[TEXTO SELECCIONADO]
Retablo de la avaricia, la lujuria y la muerte

Valle Inclán

Dirección: Irina Kouberskaya

El pasado 24 de marzo en el Teatro Fernando de Rojas del Círculo de Bellas Artes de Madrid tuve el placer de asistir al espectáculo dirigido por Irina Kouberskaya sobre Retablo de la Avaricia, la Lujuria y la Muerte. Este acontecimiento había sido incorporado a la celebración del Incentenario de Valle-Inclán, junto con otras actividades relacionadas con el autor al que se rendía homenaje, como proyecciones de cine y debates.

El estreno del montaje, sin embargo, fue anterior, en 2006 en Teatro Tribueñe, con gran éxito de crítica y público. Según tengo entendido, entre el 17 y 18 de septiembre del año en curso, se volverá a representar, Teatro Tribueñe abrirá con este espectáculo su temporada teatral 2017-2018.

Yo había presenciado con anterioridad la representación en Tribueñe de tan solo una de las obras que componen el Retablo: La Rosa de Papel. Pretendía escribir mi crónica sobre esta función de forma inmediata, pero se me emplazó a una fecha posterior en la que podría disfrutar de la totalidad de las cinco obras que reunió Valle bajo este título. Como he comentado al principio, seguí el consejo, de lo cual me congratulo.

La tarde del veinticuatro, tras subir las monumentales escaleras del edificio del Círculo y traspasar la puerta de entrada al vestíbulo, desde una balconada altísima me sobrevino el recibimiento musical de la Agrupación Artística Rosalía de Castro. Llegué temprano, aún no se podía acceder a la sala, lo que me permitió esperar escuchando y observando. La visión de la agrupación musical desde abajo, tan impecablemente ordenada, desprendía algo de sacramental y de sacrílego.

Fue curioso que ni durante los descansos, en los que teníamos ya al alcance de la mano a músicos y danzarines, en ningún momento el público asistente dejó de mantener una cierta distancia con el grupo folclórico, permaneciendo apartado, sin mezclarse, generándose entre unos y otros un cierto espacio neutro que parecía mantener al público a salvo. ¿A salvo de qué? -me pregunto- Quizá de la locura de Dionisio, de las meigas, de los embrujos de la música. No fuera a ser que se nos fuesen los pies y el cuerpo entero, hasta la cabeza, con tanta música, tanto vino de la tierra y tanta empanada con que se nos agasajó. Alrededor de la mesa de las viandas, sin embargo, se arremolinaba un constante ir y venir de comensales ansiosos, a los que la educación impedía dar rienda suelta a su gula instintiva, adivinada en los gestos, en los modos de conducirse abriéndose paso entre la aglomeración, refrenando la prisa por agenciarse el último bocado, el último trago gratis. No se me ocurre marco más idóneo para ver un Valle-Inclán. Parecíamos personajes sacados de su imaginario.

[DATOS PROPORCIONADOS]
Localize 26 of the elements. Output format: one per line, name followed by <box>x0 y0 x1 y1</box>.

---

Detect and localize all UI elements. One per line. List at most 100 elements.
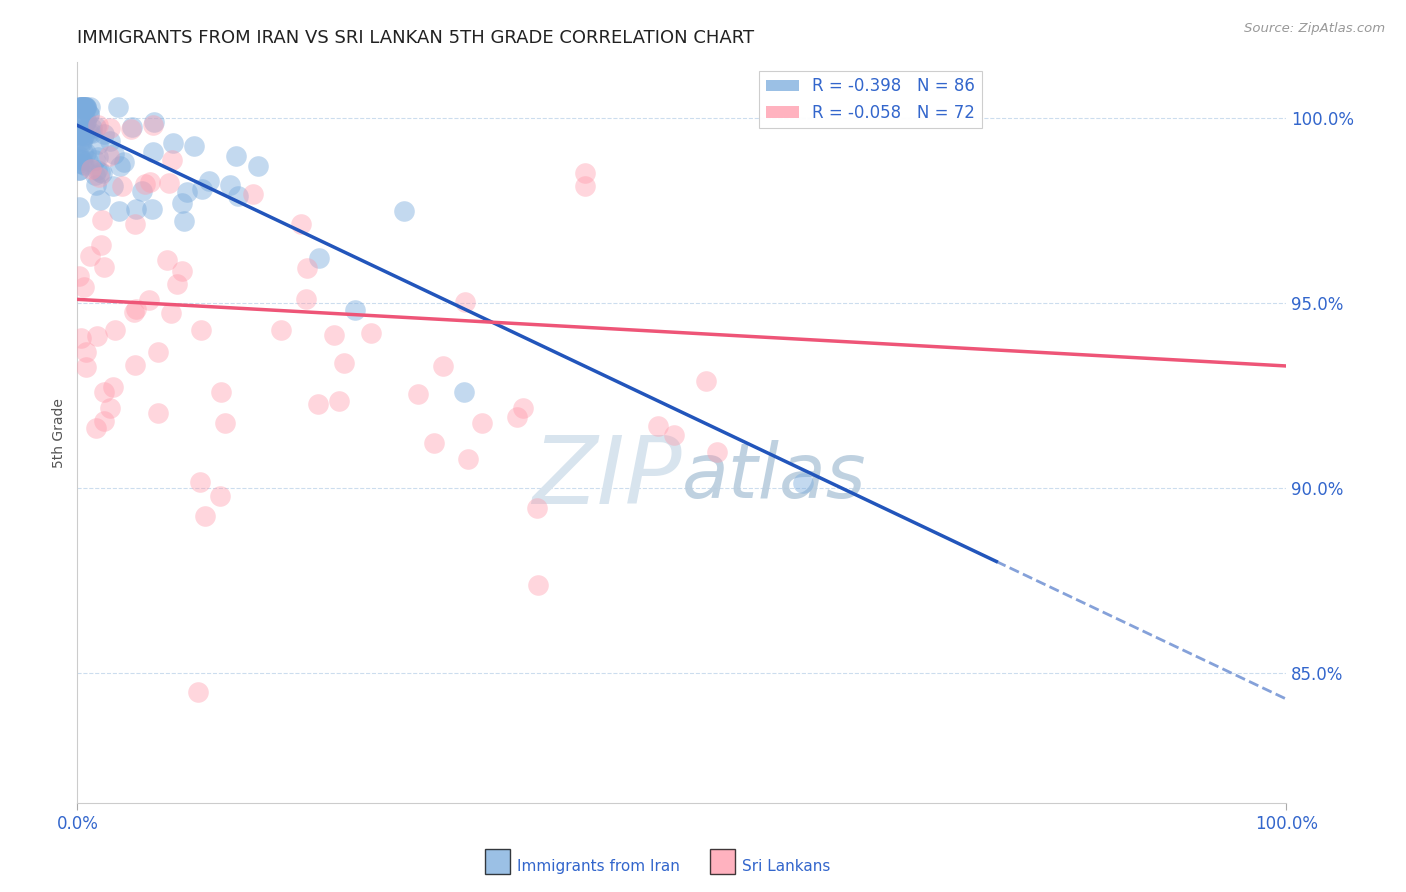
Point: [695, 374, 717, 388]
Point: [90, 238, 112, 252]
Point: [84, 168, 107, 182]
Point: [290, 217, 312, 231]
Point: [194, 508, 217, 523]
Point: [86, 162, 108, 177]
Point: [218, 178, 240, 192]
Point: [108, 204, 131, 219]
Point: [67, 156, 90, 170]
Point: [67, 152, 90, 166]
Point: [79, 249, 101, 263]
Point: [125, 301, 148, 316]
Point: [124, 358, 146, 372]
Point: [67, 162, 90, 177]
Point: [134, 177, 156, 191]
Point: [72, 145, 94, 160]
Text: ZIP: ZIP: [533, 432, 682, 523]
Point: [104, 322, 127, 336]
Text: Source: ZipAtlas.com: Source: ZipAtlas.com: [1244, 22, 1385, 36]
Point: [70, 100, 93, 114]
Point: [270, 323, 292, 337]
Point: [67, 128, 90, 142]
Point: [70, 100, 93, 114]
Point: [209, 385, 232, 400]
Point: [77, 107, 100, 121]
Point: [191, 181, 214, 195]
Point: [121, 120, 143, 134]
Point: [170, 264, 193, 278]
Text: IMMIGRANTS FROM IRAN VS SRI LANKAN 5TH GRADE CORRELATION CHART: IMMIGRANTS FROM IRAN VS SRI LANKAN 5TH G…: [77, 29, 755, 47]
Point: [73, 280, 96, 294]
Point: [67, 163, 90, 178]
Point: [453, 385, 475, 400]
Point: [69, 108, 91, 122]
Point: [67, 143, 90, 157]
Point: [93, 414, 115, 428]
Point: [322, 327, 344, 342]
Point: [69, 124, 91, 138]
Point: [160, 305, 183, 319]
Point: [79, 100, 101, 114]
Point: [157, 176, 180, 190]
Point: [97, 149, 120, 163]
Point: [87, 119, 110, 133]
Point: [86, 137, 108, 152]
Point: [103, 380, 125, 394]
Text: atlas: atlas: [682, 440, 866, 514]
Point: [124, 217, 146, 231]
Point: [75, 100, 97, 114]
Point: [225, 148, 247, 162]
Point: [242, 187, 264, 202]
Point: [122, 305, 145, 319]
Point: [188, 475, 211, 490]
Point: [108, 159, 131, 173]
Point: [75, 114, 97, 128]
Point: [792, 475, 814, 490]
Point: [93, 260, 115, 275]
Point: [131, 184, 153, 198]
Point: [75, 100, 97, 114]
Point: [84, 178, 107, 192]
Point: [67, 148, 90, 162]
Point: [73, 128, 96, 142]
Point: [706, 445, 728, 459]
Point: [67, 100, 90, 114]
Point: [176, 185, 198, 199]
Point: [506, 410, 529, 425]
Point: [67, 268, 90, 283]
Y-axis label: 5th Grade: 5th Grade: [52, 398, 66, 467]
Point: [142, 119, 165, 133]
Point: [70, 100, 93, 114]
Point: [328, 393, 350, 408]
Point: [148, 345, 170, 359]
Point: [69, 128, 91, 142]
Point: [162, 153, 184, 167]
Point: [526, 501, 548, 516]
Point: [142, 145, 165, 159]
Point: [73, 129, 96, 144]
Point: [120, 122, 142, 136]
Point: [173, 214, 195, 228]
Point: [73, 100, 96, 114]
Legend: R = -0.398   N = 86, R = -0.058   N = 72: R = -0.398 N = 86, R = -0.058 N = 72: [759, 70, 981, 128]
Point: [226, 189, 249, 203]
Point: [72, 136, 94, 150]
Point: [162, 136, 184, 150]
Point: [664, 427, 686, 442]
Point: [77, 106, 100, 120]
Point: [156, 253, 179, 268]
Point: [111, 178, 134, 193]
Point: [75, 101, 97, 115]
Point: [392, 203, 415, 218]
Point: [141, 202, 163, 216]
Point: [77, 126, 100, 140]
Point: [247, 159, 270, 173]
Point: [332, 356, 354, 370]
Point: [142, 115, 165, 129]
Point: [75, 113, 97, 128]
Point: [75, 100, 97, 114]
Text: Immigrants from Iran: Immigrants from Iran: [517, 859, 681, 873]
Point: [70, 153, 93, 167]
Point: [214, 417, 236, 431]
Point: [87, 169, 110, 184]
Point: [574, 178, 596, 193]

[QUÉ SE PIDE] Transcribe sin cambios el pasaje de la reseña del Retablo que comienza en las palabras "El pasado 24" y termina después de "temporada teatral 2017-2018.". Para esta actividad no hace falta consultar los datos.

[RESPUESTA]
El pasado 24 de marzo en el Teatro Fernando de Rojas del Círculo de Bellas Artes de Madrid tuve el placer de asistir al espectáculo dirigido por Irina Kouberskaya sobre Retablo de la Avaricia, la Lujuria y la Muerte. Este acontecimiento había sido incorporado a la celebración del Incentenario de Valle-Inclán, junto con otras actividades relacionadas con el autor al que se rendía homenaje, como proyecciones de cine y debates.

El estreno del montaje, sin embargo, fue anterior, en 2006 en Teatro Tribueñe, con gran éxito de crítica y público. Según tengo entendido, entre el 17 y 18 de septiembre del año en curso, se volverá a representar, Teatro Tribueñe abrirá con este espectáculo su temporada teatral 2017-2018.